+++ Records for the task +++

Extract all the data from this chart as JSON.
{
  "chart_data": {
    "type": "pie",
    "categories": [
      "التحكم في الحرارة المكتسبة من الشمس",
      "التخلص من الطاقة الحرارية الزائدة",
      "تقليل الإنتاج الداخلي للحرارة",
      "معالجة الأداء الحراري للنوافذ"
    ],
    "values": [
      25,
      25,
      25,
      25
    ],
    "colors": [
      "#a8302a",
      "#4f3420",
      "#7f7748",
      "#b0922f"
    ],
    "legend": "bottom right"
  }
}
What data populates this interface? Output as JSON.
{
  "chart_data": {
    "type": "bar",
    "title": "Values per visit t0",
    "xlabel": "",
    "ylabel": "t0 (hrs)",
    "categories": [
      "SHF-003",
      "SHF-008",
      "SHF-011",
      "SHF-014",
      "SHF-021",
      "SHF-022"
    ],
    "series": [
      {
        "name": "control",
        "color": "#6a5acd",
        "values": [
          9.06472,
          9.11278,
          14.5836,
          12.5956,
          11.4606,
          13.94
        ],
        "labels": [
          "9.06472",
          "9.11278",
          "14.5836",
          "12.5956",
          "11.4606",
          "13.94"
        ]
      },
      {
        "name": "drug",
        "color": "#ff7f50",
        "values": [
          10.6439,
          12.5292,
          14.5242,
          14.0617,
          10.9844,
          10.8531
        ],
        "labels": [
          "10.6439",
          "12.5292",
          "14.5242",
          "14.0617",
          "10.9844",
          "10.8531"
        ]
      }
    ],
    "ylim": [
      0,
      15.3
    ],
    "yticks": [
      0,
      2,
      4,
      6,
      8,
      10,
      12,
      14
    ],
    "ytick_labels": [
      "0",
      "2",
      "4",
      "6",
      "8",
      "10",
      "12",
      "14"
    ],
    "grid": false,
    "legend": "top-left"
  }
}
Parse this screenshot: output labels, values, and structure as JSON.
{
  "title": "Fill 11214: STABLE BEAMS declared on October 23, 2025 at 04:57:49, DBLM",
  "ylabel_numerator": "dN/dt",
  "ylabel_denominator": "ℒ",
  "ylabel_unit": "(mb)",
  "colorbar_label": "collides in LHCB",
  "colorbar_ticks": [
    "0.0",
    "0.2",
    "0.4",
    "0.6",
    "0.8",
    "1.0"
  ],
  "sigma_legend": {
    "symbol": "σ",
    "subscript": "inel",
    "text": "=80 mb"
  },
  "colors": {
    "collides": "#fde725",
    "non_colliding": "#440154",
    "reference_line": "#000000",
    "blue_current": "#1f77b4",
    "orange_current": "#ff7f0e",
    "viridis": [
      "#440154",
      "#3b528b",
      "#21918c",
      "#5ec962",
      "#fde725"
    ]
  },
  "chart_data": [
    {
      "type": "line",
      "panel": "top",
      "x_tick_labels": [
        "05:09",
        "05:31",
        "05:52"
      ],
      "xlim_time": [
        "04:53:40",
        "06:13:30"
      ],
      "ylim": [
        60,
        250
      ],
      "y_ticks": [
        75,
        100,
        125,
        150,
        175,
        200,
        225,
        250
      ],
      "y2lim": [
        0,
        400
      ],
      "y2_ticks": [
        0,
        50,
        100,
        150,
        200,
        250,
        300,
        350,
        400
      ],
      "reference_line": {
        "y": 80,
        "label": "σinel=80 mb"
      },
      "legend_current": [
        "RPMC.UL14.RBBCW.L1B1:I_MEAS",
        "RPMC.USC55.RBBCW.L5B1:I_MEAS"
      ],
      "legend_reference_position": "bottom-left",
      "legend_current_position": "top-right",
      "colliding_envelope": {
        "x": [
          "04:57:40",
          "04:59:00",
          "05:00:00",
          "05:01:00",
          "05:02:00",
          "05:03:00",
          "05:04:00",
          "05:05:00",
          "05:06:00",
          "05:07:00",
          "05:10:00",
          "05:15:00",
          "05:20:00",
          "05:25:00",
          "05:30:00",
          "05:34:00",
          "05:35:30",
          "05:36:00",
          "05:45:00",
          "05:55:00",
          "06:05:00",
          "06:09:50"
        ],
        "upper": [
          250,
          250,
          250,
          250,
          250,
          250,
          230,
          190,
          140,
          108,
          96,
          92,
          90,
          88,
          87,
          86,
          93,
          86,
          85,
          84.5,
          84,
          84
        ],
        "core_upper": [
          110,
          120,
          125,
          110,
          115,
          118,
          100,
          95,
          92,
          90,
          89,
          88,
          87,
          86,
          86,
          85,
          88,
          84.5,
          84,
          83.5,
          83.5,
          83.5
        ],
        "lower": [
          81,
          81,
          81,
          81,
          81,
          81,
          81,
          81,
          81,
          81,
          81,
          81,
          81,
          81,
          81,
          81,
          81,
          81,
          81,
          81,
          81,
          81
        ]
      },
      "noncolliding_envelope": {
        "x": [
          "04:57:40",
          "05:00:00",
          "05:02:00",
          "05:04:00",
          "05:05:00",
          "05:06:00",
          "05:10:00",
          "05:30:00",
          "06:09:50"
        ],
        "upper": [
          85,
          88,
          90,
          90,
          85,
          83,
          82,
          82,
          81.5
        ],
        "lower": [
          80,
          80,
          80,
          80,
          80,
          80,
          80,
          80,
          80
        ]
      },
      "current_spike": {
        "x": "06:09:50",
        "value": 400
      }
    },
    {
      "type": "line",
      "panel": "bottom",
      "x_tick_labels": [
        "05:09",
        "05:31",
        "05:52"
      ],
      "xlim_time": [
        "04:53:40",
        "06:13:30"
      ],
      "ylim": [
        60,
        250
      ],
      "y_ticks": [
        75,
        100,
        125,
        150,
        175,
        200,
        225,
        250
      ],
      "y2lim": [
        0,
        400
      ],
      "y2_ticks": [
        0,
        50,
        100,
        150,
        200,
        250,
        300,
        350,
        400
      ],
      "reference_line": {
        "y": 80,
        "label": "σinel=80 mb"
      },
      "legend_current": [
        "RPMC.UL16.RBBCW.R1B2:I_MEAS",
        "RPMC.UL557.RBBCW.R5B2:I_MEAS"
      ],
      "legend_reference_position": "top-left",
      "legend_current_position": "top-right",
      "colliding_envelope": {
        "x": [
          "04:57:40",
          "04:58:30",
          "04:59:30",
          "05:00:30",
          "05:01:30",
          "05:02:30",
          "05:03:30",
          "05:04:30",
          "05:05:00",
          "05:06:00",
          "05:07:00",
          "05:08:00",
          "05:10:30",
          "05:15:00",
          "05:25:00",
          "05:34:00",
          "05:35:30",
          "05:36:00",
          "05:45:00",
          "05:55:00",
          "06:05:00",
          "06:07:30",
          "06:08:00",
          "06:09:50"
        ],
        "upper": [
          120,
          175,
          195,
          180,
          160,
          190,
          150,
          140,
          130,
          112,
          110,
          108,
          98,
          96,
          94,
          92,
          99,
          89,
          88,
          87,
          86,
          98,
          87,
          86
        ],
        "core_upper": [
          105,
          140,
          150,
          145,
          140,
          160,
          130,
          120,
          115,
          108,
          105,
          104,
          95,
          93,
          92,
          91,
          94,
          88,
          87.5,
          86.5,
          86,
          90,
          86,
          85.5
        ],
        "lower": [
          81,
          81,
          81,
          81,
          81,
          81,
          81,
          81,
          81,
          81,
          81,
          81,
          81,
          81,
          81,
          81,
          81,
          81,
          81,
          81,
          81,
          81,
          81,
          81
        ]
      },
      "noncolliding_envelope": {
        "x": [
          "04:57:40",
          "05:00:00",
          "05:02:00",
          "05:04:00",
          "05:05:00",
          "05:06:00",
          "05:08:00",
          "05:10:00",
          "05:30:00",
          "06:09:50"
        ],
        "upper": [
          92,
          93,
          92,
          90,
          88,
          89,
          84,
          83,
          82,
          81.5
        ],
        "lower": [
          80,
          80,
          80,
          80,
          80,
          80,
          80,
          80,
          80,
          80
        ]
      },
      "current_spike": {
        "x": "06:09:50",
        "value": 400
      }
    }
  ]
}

+++

Look over the listing. Pull out every line with the string "RPMC" in it.

        "RPMC.UL14.RBBCW.L1B1:I_MEAS",
        "RPMC.USC55.RBBCW.L5B1:I_MEAS"
        "RPMC.UL16.RBBCW.R1B2:I_MEAS",
        "RPMC.UL557.RBBCW.R5B2:I_MEAS"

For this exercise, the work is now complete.